[Saved entries]
»»

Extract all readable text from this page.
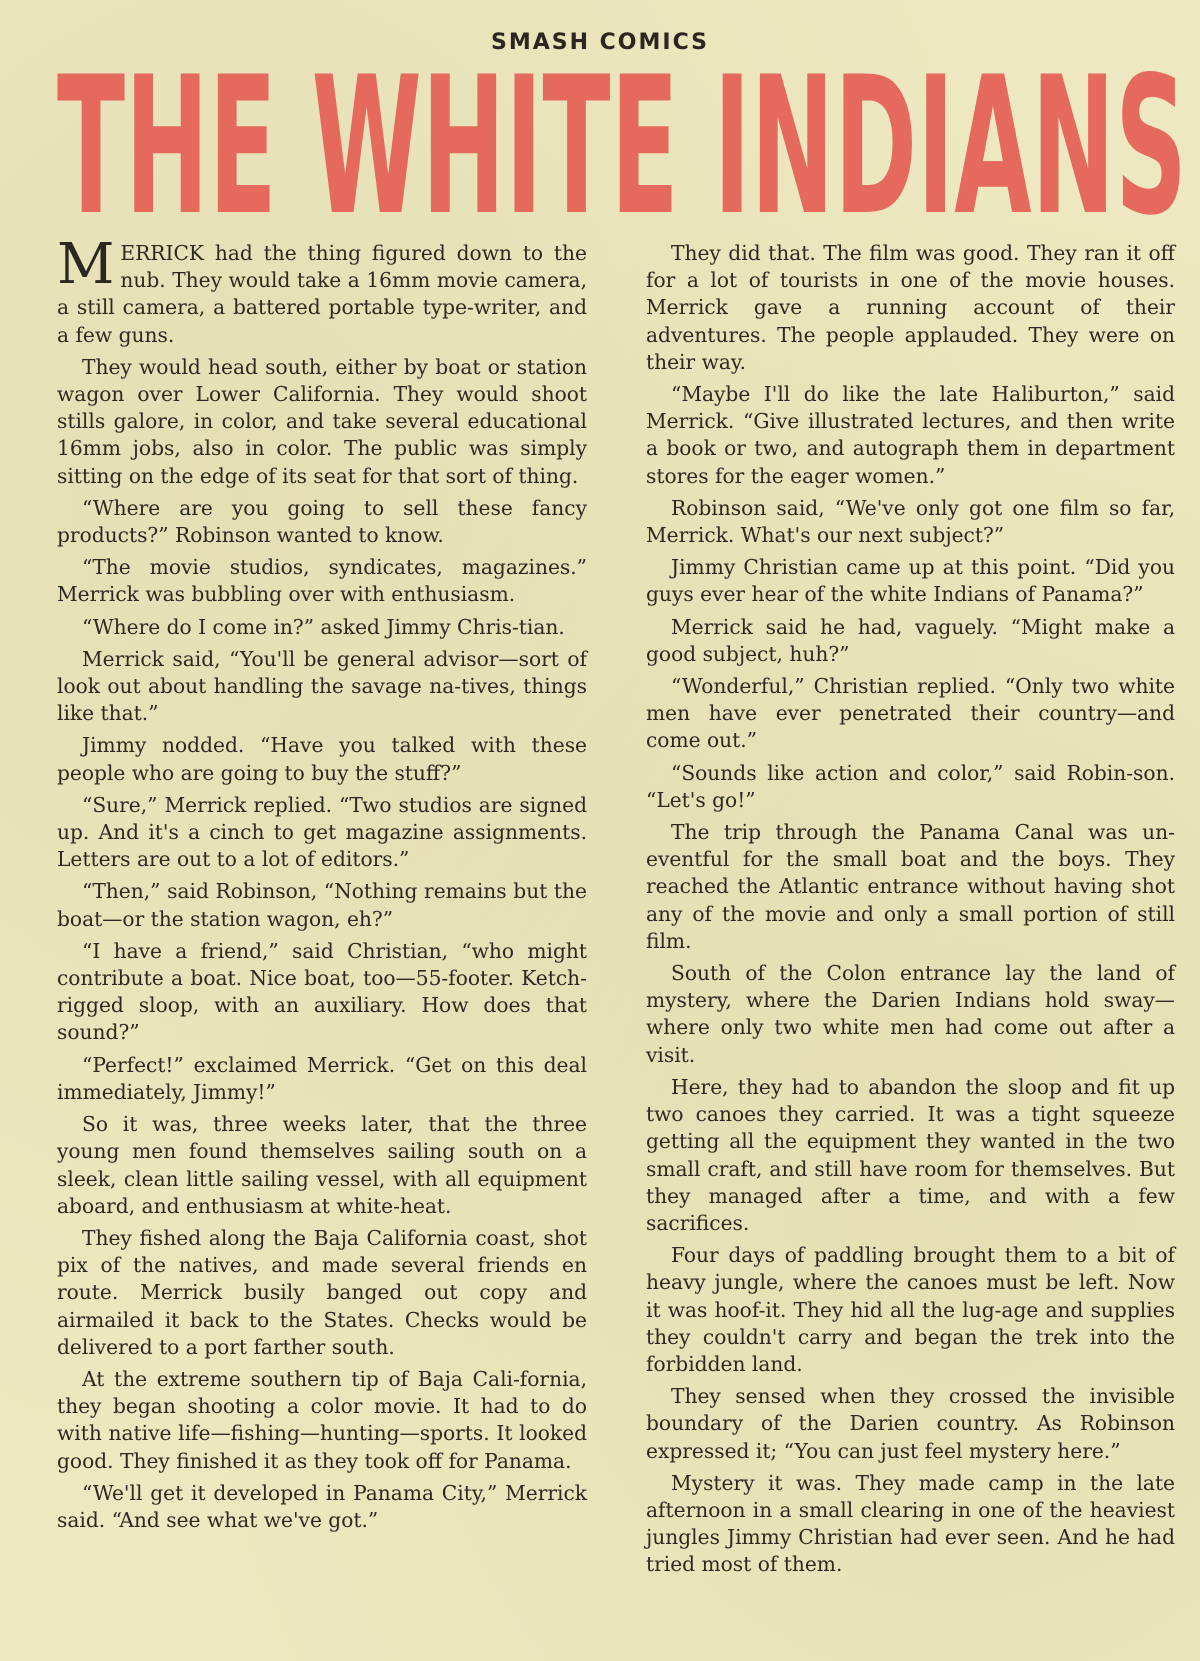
SMASH COMICS
THE WHITE INDIANS

MERRICK had the thing figured down to the nub. They would take a 16mm movie camera, a still camera, a battered portable type-writer, and a few guns.

They would head south, either by boat or station wagon over Lower California. They would shoot stills galore, in color, and take several educational 16mm jobs, also in color. The public was simply sitting on the edge of its seat for that sort of thing.

“Where are you going to sell these fancy products?” Robinson wanted to know.

“The movie studios, syndicates, magazines.” Merrick was bubbling over with enthusiasm.

“Where do I come in?” asked Jimmy Chris-tian.

Merrick said, “You'll be general advisor—sort of look out about handling the savage na-tives, things like that.”

Jimmy nodded. “Have you talked with these people who are going to buy the stuff?”

“Sure,” Merrick replied. “Two studios are signed up. And it's a cinch to get magazine assignments. Letters are out to a lot of editors.”

“Then,” said Robinson, “Nothing remains but the boat—or the station wagon, eh?”

“I have a friend,” said Christian, “who might contribute a boat. Nice boat, too—55-footer. Ketch-rigged sloop, with an auxiliary. How does that sound?”

“Perfect!” exclaimed Merrick. “Get on this deal immediately, Jimmy!”

So it was, three weeks later, that the three young men found themselves sailing south on a sleek, clean little sailing vessel, with all equipment aboard, and enthusiasm at white-heat.

They fished along the Baja California coast, shot pix of the natives, and made several friends en route. Merrick busily banged out copy and airmailed it back to the States. Checks would be delivered to a port farther south.

At the extreme southern tip of Baja Cali-fornia, they began shooting a color movie. It had to do with native life—fishing—hunting—sports. It looked good. They finished it as they took off for Panama.

“We'll get it developed in Panama City,” Merrick said. “And see what we've got.”

They did that. The film was good. They ran it off for a lot of tourists in one of the movie houses. Merrick gave a running account of their adventures. The people applauded. They were on their way.

“Maybe I'll do like the late Haliburton,” said Merrick. “Give illustrated lectures, and then write a book or two, and autograph them in department stores for the eager women.”

Robinson said, “We've only got one film so far, Merrick. What's our next subject?”

Jimmy Christian came up at this point. “Did you guys ever hear of the white Indians of Panama?”

Merrick said he had, vaguely. “Might make a good subject, huh?”

“Wonderful,” Christian replied. “Only two white men have ever penetrated their country—and come out.”

“Sounds like action and color,” said Robin-son. “Let's go!”

The trip through the Panama Canal was un-eventful for the small boat and the boys. They reached the Atlantic entrance without having shot any of the movie and only a small portion of still film.

South of the Colon entrance lay the land of mystery, where the Darien Indians hold sway—where only two white men had come out after a visit.

Here, they had to abandon the sloop and fit up two canoes they carried. It was a tight squeeze getting all the equipment they wanted in the two small craft, and still have room for themselves. But they managed after a time, and with a few sacrifices.

Four days of paddling brought them to a bit of heavy jungle, where the canoes must be left. Now it was hoof-it. They hid all the lug-age and supplies they couldn't carry and began the trek into the forbidden land.

They sensed when they crossed the invisible boundary of the Darien country. As Robinson expressed it; “You can just feel mystery here.”

Mystery it was. They made camp in the late afternoon in a small clearing in one of the heaviest jungles Jimmy Christian had ever seen. And he had tried most of them.
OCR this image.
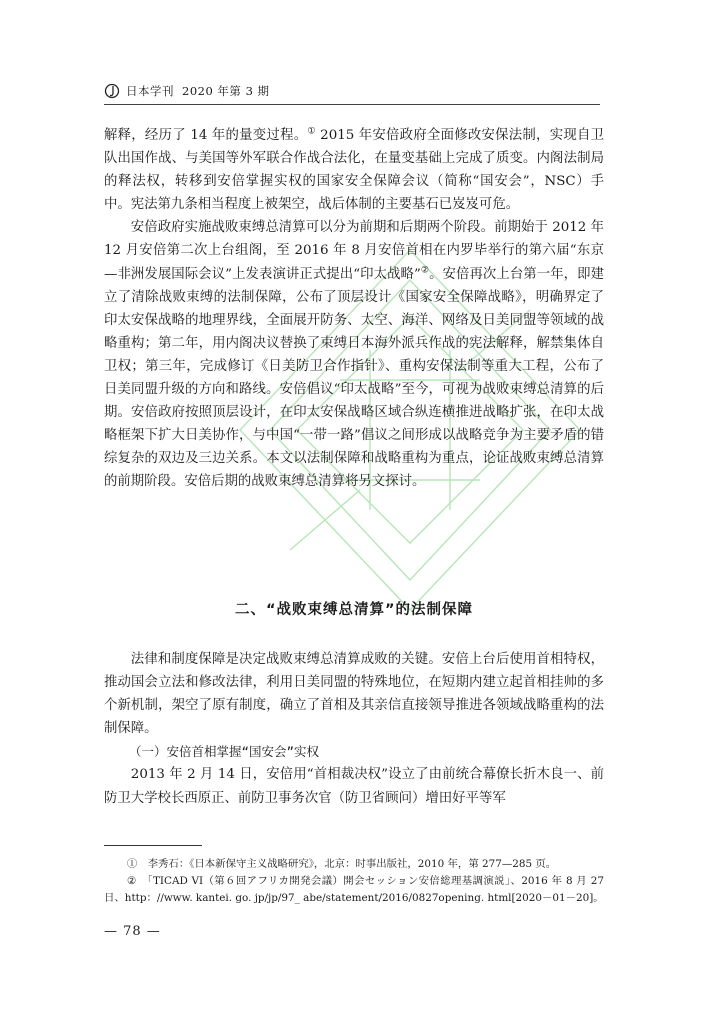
日本学刊 2020 年第 3 期

解释，经历了 14 年的量变过程。① 2015 年安倍政府全面修改安保法制，实现自卫队出国作战、与美国等外军联合作战合法化，在量变基础上完成了质变。内阁法制局的释法权，转移到安倍掌握实权的国家安全保障会议（简称“国安会”，NSC）手中。宪法第九条相当程度上被架空，战后体制的主要基石已岌岌可危。

安倍政府实施战败束缚总清算可以分为前期和后期两个阶段。前期始于 2012 年 12 月安倍第二次上台组阁，至 2016 年 8 月安倍首相在内罗毕举行的第六届“东京—非洲发展国际会议”上发表演讲正式提出“印太战略”②。安倍再次上台第一年，即建立了清除战败束缚的法制保障，公布了顶层设计《国家安全保障战略》，明确界定了印太安保战略的地理界线，全面展开防务、太空、海洋、网络及日美同盟等领域的战略重构；第二年，用内阁决议替换了束缚日本海外派兵作战的宪法解释，解禁集体自卫权；第三年，完成修订《日美防卫合作指针》、重构安保法制等重大工程，公布了日美同盟升级的方向和路线。安倍倡议“印太战略”至今，可视为战败束缚总清算的后期。安倍政府按照顶层设计，在印太安保战略区域合纵连横推进战略扩张，在印太战略框架下扩大日美协作，与中国“一带一路”倡议之间形成以战略竞争为主要矛盾的错综复杂的双边及三边关系。本文以法制保障和战略重构为重点，论证战败束缚总清算的前期阶段。安倍后期的战败束缚总清算将另文探讨。

二、“战败束缚总清算”的法制保障

法律和制度保障是决定战败束缚总清算成败的关键。安倍上台后使用首相特权，推动国会立法和修改法律，利用日美同盟的特殊地位，在短期内建立起首相挂帅的多个新机制，架空了原有制度，确立了首相及其亲信直接领导推进各领域战略重构的法制保障。

（一）安倍首相掌握“国安会”实权

2013 年 2 月 14 日，安倍用“首相裁决权”设立了由前统合幕僚长折木良一、前防卫大学校长西原正、前防卫事务次官（防卫省顾问）增田好平等军

①　李秀石：《日本新保守主义战略研究》，北京：时事出版社，2010 年，第 277—285 页。

②　「TICAD VI（第６回アフリカ開発会議）開会セッション安倍総理基調演説」、2016 年 8 月 27 日、http：//www. kantei. go. jp/jp/97_ abe/statement/2016/0827opening. html[2020－01－20]。

— 78 —
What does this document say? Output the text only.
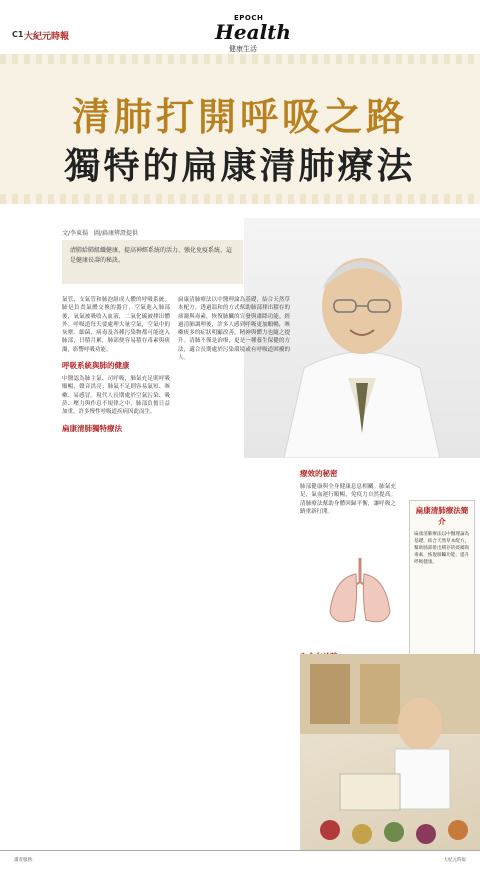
C1 大紀元時報
EPOCH
Health
健康生活
清肺打開呼吸之路
獨特的扁康清肺療法
文/李東揚　圖/扁康辨證提供
清肺給肺組織健康、提高神經系統的活力、強化免疫系統、這是健康長壽的秘訣。
氣管、支氣管和肺泡組成人體的呼吸系統。肺是負責氣體交換的器官，空氣進入肺部後，氧氣被吸收入血液，二氧化碳被排出體外。呼吸道每天要處理大量空氣，空氣中的灰塵、細菌、病毒及各種污染物都可能進入肺部，日積月累，肺部便容易積存毒素與痰濁，影響呼吸功能。
呼吸系統與肺的健康
中醫認為肺主氣、司呼吸，肺氣充足則呼吸順暢、聲音洪亮；肺氣不足則容易氣短、咳嗽、易感冒。現代人長期處於空氣污染、吸菸、壓力與作息不規律之中，肺部負擔日益加重，許多慢性呼吸道疾病因此而生。
扁康清肺獨特療法
扁康清肺療法以中醫理論為基礎，結合天然草本配方，透過溫和的方式幫助肺部排出積存的痰濁與毒素，恢復肺臟的宣發與肅降功能。經過清肺調理後，許多人感到呼吸更加順暢，咳嗽痰多的症狀明顯改善，精神與體力也隨之提升。清肺不僅是治療，更是一種養生保健的方法，適合長期處於污染環境或有呼吸道困擾的人。
療效的秘密
肺部健康與全身健康息息相關。肺氣充足，氣血運行順暢，免疫力自然提高。清肺療法幫助身體回歸平衡，讓呼吸之路重新打開。	扁康清肺療法簡介

扁康清肺療法以中醫理論為基礎，結合天然草本配方，幫助肺部排出積存的痰濁與毒素，恢復肺臟功能，提升呼吸健康。

讀者服務：	大紀元時報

««

» **What you have to do**
Write out the full listing verbatim, excluding its pictures.

» **Task response**
Extract all readable text from this page.
SMASH COMICS
THE WHITE INDIANS

MERRICK had the thing figured down to the nub. They would take a 16mm movie camera, a still camera, a battered portable type-writer, and a few guns.

They would head south, either by boat or station wagon over Lower California. They would shoot stills galore, in color, and take several educational 16mm jobs, also in color. The public was simply sitting on the edge of its seat for that sort of thing.

“Where are you going to sell these fancy products?” Robinson wanted to know.

“The movie studios, syndicates, magazines.” Merrick was bubbling over with enthusiasm.

“Where do I come in?” asked Jimmy Chris-tian.

Merrick said, “You'll be general advisor—sort of look out about handling the savage na-tives, things like that.”

Jimmy nodded. “Have you talked with these people who are going to buy the stuff?”

“Sure,” Merrick replied. “Two studios are signed up. And it's a cinch to get magazine assignments. Letters are out to a lot of editors.”

“Then,” said Robinson, “Nothing remains but the boat—or the station wagon, eh?”

“I have a friend,” said Christian, “who might contribute a boat. Nice boat, too—55-footer. Ketch-rigged sloop, with an auxiliary. How does that sound?”

“Perfect!” exclaimed Merrick. “Get on this deal immediately, Jimmy!”

So it was, three weeks later, that the three young men found themselves sailing south on a sleek, clean little sailing vessel, with all equipment aboard, and enthusiasm at white-heat.

They fished along the Baja California coast, shot pix of the natives, and made several friends en route. Merrick busily banged out copy and airmailed it back to the States. Checks would be delivered to a port farther south.

At the extreme southern tip of Baja Cali-fornia, they began shooting a color movie. It had to do with native life—fishing—hunting—sports. It looked good. They finished it as they took off for Panama.

“We'll get it developed in Panama City,” Merrick said. “And see what we've got.”

They did that. The film was good. They ran it off for a lot of tourists in one of the movie houses. Merrick gave a running account of their adventures. The people applauded. They were on their way.

“Maybe I'll do like the late Haliburton,” said Merrick. “Give illustrated lectures, and then write a book or two, and autograph them in department stores for the eager women.”

Robinson said, “We've only got one film so far, Merrick. What's our next subject?”

Jimmy Christian came up at this point. “Did you guys ever hear of the white Indians of Panama?”

Merrick said he had, vaguely. “Might make a good subject, huh?”

“Wonderful,” Christian replied. “Only two white men have ever penetrated their country—and come out.”

“Sounds like action and color,” said Robin-son. “Let's go!”

The trip through the Panama Canal was un-eventful for the small boat and the boys. They reached the Atlantic entrance without having shot any of the movie and only a small portion of still film.

South of the Colon entrance lay the land of mystery, where the Darien Indians hold sway—where only two white men had come out after a visit.

Here, they had to abandon the sloop and fit up two canoes they carried. It was a tight squeeze getting all the equipment they wanted in the two small craft, and still have room for themselves. But they managed after a time, and with a few sacrifices.

Four days of paddling brought them to a bit of heavy jungle, where the canoes must be left. Now it was hoof-it. They hid all the lug-age and supplies they couldn't carry and began the trek into the forbidden land.

They sensed when they crossed the invisible boundary of the Darien country. As Robinson expressed it; “You can just feel mystery here.”

Mystery it was. They made camp in the late afternoon in a small clearing in one of the heaviest jungles Jimmy Christian had ever seen. And he had tried most of them.
OCR this image.
日本学刊 2020 年第 3 期

解释，经历了 14 年的量变过程。① 2015 年安倍政府全面修改安保法制，实现自卫队出国作战、与美国等外军联合作战合法化，在量变基础上完成了质变。内阁法制局的释法权，转移到安倍掌握实权的国家安全保障会议（简称“国安会”，NSC）手中。宪法第九条相当程度上被架空，战后体制的主要基石已岌岌可危。

安倍政府实施战败束缚总清算可以分为前期和后期两个阶段。前期始于 2012 年 12 月安倍第二次上台组阁，至 2016 年 8 月安倍首相在内罗毕举行的第六届“东京—非洲发展国际会议”上发表演讲正式提出“印太战略”②。安倍再次上台第一年，即建立了清除战败束缚的法制保障，公布了顶层设计《国家安全保障战略》，明确界定了印太安保战略的地理界线，全面展开防务、太空、海洋、网络及日美同盟等领域的战略重构；第二年，用内阁决议替换了束缚日本海外派兵作战的宪法解释，解禁集体自卫权；第三年，完成修订《日美防卫合作指针》、重构安保法制等重大工程，公布了日美同盟升级的方向和路线。安倍倡议“印太战略”至今，可视为战败束缚总清算的后期。安倍政府按照顶层设计，在印太安保战略区域合纵连横推进战略扩张，在印太战略框架下扩大日美协作，与中国“一带一路”倡议之间形成以战略竞争为主要矛盾的错综复杂的双边及三边关系。本文以法制保障和战略重构为重点，论证战败束缚总清算的前期阶段。安倍后期的战败束缚总清算将另文探讨。

二、“战败束缚总清算”的法制保障

法律和制度保障是决定战败束缚总清算成败的关键。安倍上台后使用首相特权，推动国会立法和修改法律，利用日美同盟的特殊地位，在短期内建立起首相挂帅的多个新机制，架空了原有制度，确立了首相及其亲信直接领导推进各领域战略重构的法制保障。

（一）安倍首相掌握“国安会”实权

2013 年 2 月 14 日，安倍用“首相裁决权”设立了由前统合幕僚长折木良一、前防卫大学校长西原正、前防卫事务次官（防卫省顾问）增田好平等军

①　李秀石：《日本新保守主义战略研究》，北京：时事出版社，2010 年，第 277—285 页。

②　「TICAD VI（第６回アフリカ開発会議）開会セッション安倍総理基調演説」、2016 年 8 月 27 日、http：//www. kantei. go. jp/jp/97_ abe/statement/2016/0827opening. html[2020－01－20]。

— 78 —
What does this document say? Output the text only.
C1 大紀元時報
EPOCH
Health
健康生活
清肺打開呼吸之路
獨特的扁康清肺療法
文/李東揚　圖/扁康辨證提供
清肺給肺組織健康、提高神經系統的活力、強化免疫系統、這是健康長壽的秘訣。
氣管、支氣管和肺泡組成人體的呼吸系統。肺是負責氣體交換的器官，空氣進入肺部後，氧氣被吸收入血液，二氧化碳被排出體外。呼吸道每天要處理大量空氣，空氣中的灰塵、細菌、病毒及各種污染物都可能進入肺部，日積月累，肺部便容易積存毒素與痰濁，影響呼吸功能。
呼吸系統與肺的健康
中醫認為肺主氣、司呼吸，肺氣充足則呼吸順暢、聲音洪亮；肺氣不足則容易氣短、咳嗽、易感冒。現代人長期處於空氣污染、吸菸、壓力與作息不規律之中，肺部負擔日益加重，許多慢性呼吸道疾病因此而生。
扁康清肺獨特療法
扁康清肺療法以中醫理論為基礎，結合天然草本配方，透過溫和的方式幫助肺部排出積存的痰濁與毒素，恢復肺臟的宣發與肅降功能。經過清肺調理後，許多人感到呼吸更加順暢，咳嗽痰多的症狀明顯改善，精神與體力也隨之提升。清肺不僅是治療，更是一種養生保健的方法，適合長期處於污染環境或有呼吸道困擾的人。
療效的秘密
肺部健康與全身健康息息相關。肺氣充足，氣血運行順暢，免疫力自然提高。清肺療法幫助身體回歸平衡，讓呼吸之路重新打開。	扁康清肺療法簡介

扁康清肺療法以中醫理論為基礎，結合天然草本配方，幫助肺部排出積存的痰濁與毒素，恢復肺臟功能，提升呼吸健康。

讀者服務：	大紀元時報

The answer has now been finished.